[Short task a]
Copy the stored records word for word, from the start of the records through the line containing "row-value: - <box>562 549 571 573</box>", with both ends included.

[Selected excerpt]
::::

HOW TO INVEST IN THE COMPANY

Individual investors can buy and sell shares in the Company directly through a stockbroker or indirectly through a lawyer, accountant or other professional adviser. Alternatively, for retail clients, shares can be bought directly through Aberdeen Standard Investments' Plan for Children, Investment Trust Share Plan or Investment Trust ISA.

Aberdeen Standard Investments Plan for Children

Aberdeen Standard Investments runs an Investment Plan for Children (the "Children's Plan") which covers a number of investment companies under its management including the Company. Anyone can invest in the Children's Plan, including parents, grandparents and family friends (subject to the eligibility criteria as stated within the terms and conditions). All investments are free of dealing charges on the initial purchase of shares, although investors will suffer the bid-offer spread, which can, on some occasions, be a significant amount. Lump sum investments start at £150 per trust, while regular savers may invest from £30 per month. Selling costs are £10 + VAT. There is no restriction on how long an investor need invest in the Children's Plan, and regular savers can stop or suspend participation by instructing Aberdeen Standard Investments in writing at any time. In common with other schemes of this type, all investments are held in nominee accounts. Investors have full voting and other rights of share ownership.

::::

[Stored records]

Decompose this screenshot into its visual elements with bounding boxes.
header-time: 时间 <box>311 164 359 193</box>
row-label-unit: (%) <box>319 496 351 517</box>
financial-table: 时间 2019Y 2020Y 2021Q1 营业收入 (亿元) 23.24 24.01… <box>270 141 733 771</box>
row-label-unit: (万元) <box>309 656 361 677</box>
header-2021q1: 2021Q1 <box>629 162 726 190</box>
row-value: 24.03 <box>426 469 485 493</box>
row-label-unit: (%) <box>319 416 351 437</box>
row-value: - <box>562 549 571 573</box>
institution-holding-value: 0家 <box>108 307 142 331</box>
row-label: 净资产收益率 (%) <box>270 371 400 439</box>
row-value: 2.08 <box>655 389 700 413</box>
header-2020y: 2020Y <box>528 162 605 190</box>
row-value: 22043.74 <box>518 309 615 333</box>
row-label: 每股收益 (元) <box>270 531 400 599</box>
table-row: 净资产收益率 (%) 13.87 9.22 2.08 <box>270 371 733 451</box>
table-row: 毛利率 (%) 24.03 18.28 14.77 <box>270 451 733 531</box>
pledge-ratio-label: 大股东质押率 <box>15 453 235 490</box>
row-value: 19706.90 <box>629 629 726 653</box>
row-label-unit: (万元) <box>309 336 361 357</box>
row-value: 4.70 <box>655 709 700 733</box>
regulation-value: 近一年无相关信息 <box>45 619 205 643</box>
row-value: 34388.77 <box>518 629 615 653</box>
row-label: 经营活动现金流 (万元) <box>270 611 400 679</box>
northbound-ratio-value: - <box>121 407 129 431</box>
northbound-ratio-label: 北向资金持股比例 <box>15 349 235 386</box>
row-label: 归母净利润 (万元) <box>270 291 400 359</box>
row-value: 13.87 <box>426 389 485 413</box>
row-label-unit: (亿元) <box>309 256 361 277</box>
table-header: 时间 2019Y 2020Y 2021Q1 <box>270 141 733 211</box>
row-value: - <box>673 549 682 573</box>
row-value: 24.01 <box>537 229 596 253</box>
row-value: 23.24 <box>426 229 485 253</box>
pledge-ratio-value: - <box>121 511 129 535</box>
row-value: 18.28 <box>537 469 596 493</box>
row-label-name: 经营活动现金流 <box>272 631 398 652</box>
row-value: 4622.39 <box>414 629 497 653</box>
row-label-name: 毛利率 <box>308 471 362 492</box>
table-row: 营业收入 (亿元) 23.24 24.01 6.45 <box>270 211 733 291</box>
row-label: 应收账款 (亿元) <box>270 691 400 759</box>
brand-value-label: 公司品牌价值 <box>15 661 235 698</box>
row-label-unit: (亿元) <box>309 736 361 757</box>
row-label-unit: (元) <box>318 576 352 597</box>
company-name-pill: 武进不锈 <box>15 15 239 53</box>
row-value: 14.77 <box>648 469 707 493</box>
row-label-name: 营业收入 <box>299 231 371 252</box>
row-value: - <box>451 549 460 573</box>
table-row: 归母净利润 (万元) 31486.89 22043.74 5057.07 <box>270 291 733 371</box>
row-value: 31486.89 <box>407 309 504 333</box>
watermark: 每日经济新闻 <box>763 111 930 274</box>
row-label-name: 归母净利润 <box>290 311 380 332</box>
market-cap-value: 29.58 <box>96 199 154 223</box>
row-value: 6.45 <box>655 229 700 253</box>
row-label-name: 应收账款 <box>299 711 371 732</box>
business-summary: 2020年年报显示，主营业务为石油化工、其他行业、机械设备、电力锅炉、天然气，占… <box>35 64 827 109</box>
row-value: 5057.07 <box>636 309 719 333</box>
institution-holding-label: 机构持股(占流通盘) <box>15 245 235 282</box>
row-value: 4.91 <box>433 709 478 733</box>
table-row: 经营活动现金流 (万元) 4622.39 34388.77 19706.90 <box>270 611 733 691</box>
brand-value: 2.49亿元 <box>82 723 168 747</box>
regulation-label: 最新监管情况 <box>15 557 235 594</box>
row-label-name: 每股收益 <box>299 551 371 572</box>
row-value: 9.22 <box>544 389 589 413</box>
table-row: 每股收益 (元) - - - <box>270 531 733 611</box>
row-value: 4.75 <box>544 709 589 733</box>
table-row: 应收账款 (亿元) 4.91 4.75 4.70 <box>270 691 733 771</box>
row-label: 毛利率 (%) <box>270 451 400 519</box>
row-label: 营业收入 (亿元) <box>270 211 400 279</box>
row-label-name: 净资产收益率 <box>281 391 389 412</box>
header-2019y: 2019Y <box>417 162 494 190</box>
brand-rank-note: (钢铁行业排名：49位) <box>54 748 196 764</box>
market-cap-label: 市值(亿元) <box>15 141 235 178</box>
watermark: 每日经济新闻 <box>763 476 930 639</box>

::::

[Short task b]
According to the excerpt on investing in the Company, what is the minimum amount regular savers may invest in the Children's Plan?

[Full solution a]
Decompose this screenshot into its visual elements with bounding boxes.
header-time: 时间 <box>311 164 359 193</box>
row-label-unit: (%) <box>319 496 351 517</box>
financial-table: 时间 2019Y 2020Y 2021Q1 营业收入 (亿元) 23.24 24.01… <box>270 141 733 771</box>
row-label-unit: (万元) <box>309 656 361 677</box>
header-2021q1: 2021Q1 <box>629 162 726 190</box>
row-value: 24.03 <box>426 469 485 493</box>
row-label-unit: (%) <box>319 416 351 437</box>
row-value: - <box>562 549 571 573</box>

[Full solution b]
£30 per month.